* MATERIALS PROVIDED
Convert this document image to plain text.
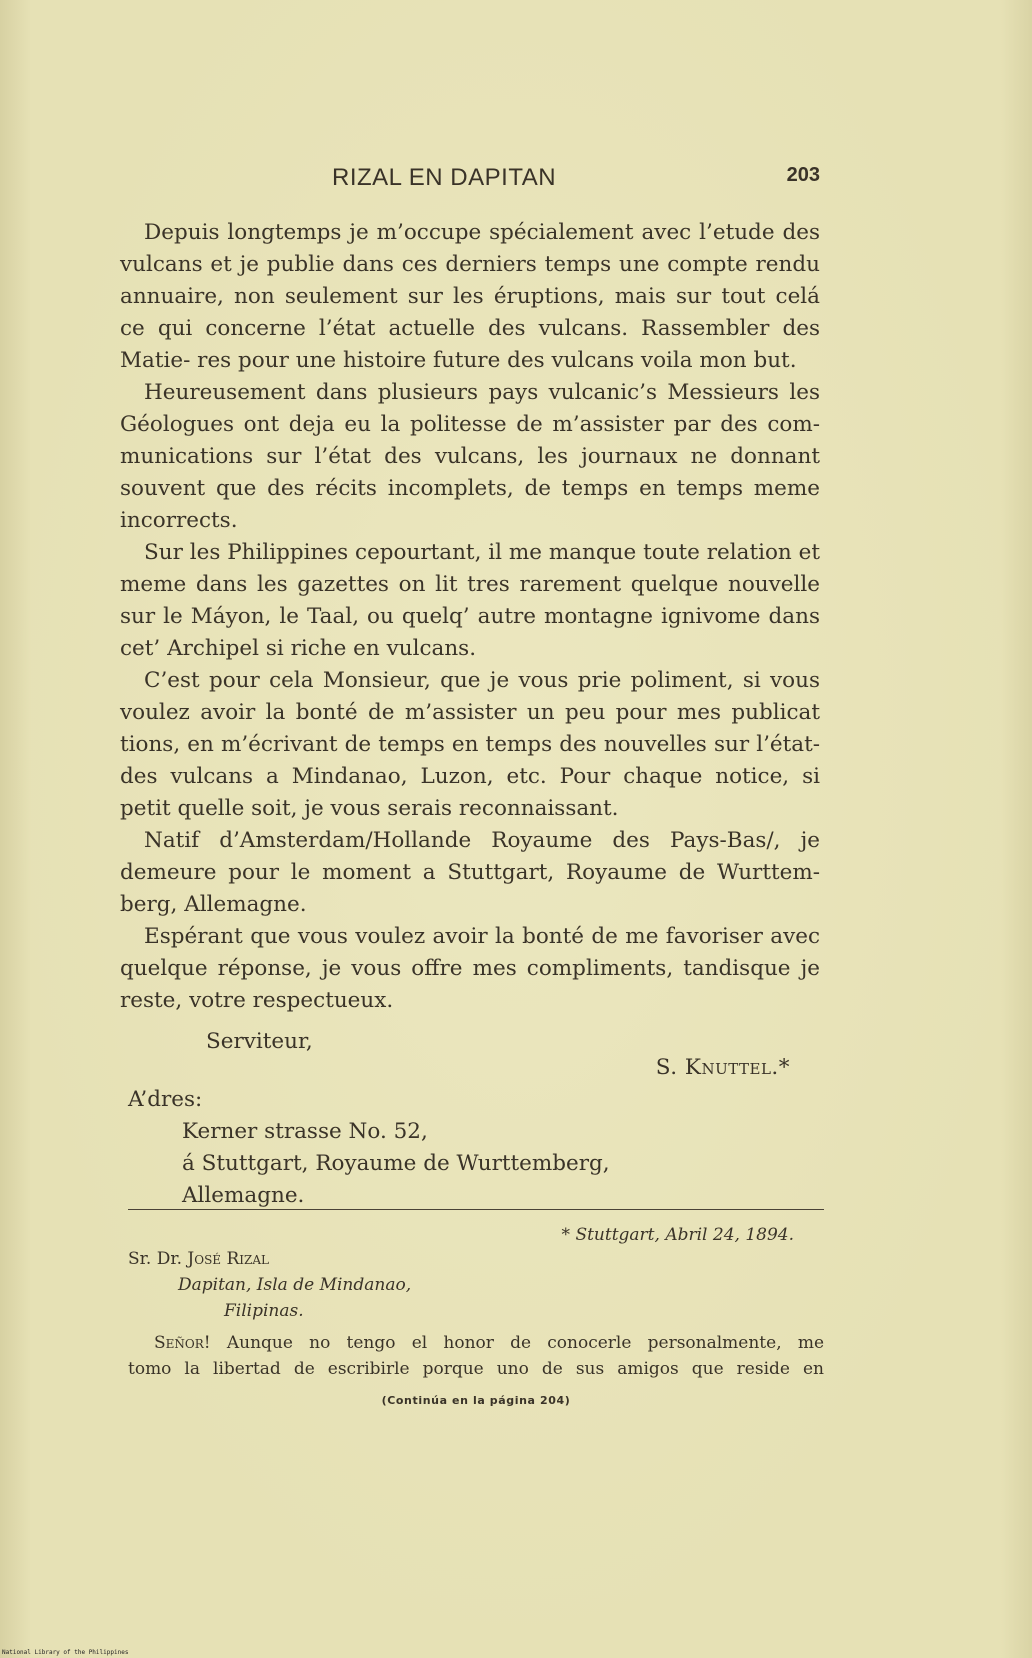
RIZAL EN DAPITAN	203

Depuis longtemps je m’occupe spécialement avec l’etude des vulcans et je publie dans ces derniers temps une compte rendu annuaire, non seulement sur les éruptions, mais sur tout celá ce qui concerne l’état actuelle des vulcans. Rassembler des Matie- res pour une histoire future des vulcans voila mon but.

Heureusement dans plusieurs pays vulcanic’s Messieurs les Géologues ont deja eu la politesse de m’assister par des com- munications sur l’état des vulcans, les journaux ne donnant souvent que des récits incomplets, de temps en temps meme incorrects.

Sur les Philippines cepourtant, il me manque toute relation et meme dans les gazettes on lit tres rarement quelque nouvelle sur le Máyon, le Taal, ou quelq’ autre montagne ignivome dans cet’ Archipel si riche en vulcans.

C’est pour cela Monsieur, que je vous prie poliment, si vous voulez avoir la bonté de m’assister un peu pour mes publicat tions, en m’écrivant de temps en temps des nouvelles sur l’état- des vulcans a Mindanao, Luzon, etc. Pour chaque notice, si petit quelle soit, je vous serais reconnaissant.

Natif d’Amsterdam/Hollande Royaume des Pays-Bas/, je demeure pour le moment a Stuttgart, Royaume de Wurttem- berg, Allemagne.

Espérant que vous voulez avoir la bonté de me favoriser avec quelque réponse, je vous offre mes compliments, tandisque je reste, votre respectueux.

Serviteur,
S. Knuttel.*
A’dres:
Kerner strasse No. 52,
á Stuttgart, Royaume de Wurttemberg,
Allemagne.
* Stuttgart, Abril 24, 1894.
Sr. Dr. José Rizal
Dapitan, Isla de Mindanao,
Filipinas.
Señor! Aunque no tengo el honor de conocerle personalmente, me
tomo la libertad de escribirle porque uno de sus amigos que reside en
(Continúa en la página 204)
National Library of the Philippines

* WRITTEN EXERCISE
Pick out and copy the lines of the entries that hold the string "voulez".

* FINISHED EXERCISE
C’est pour cela Monsieur, que je vous prie poliment, si vous voulez avoir la bonté de m’assister un peu pour mes publicat tions, en m’écrivant de temps en temps des nouvelles sur l’état- des vulcans a Mindanao, Luzon, etc. Pour chaque notice, si petit quelle soit, je vous serais reconnaissant.
Espérant que vous voulez avoir la bonté de me favoriser avec quelque réponse, je vous offre mes compliments, tandisque je reste, votre respectueux.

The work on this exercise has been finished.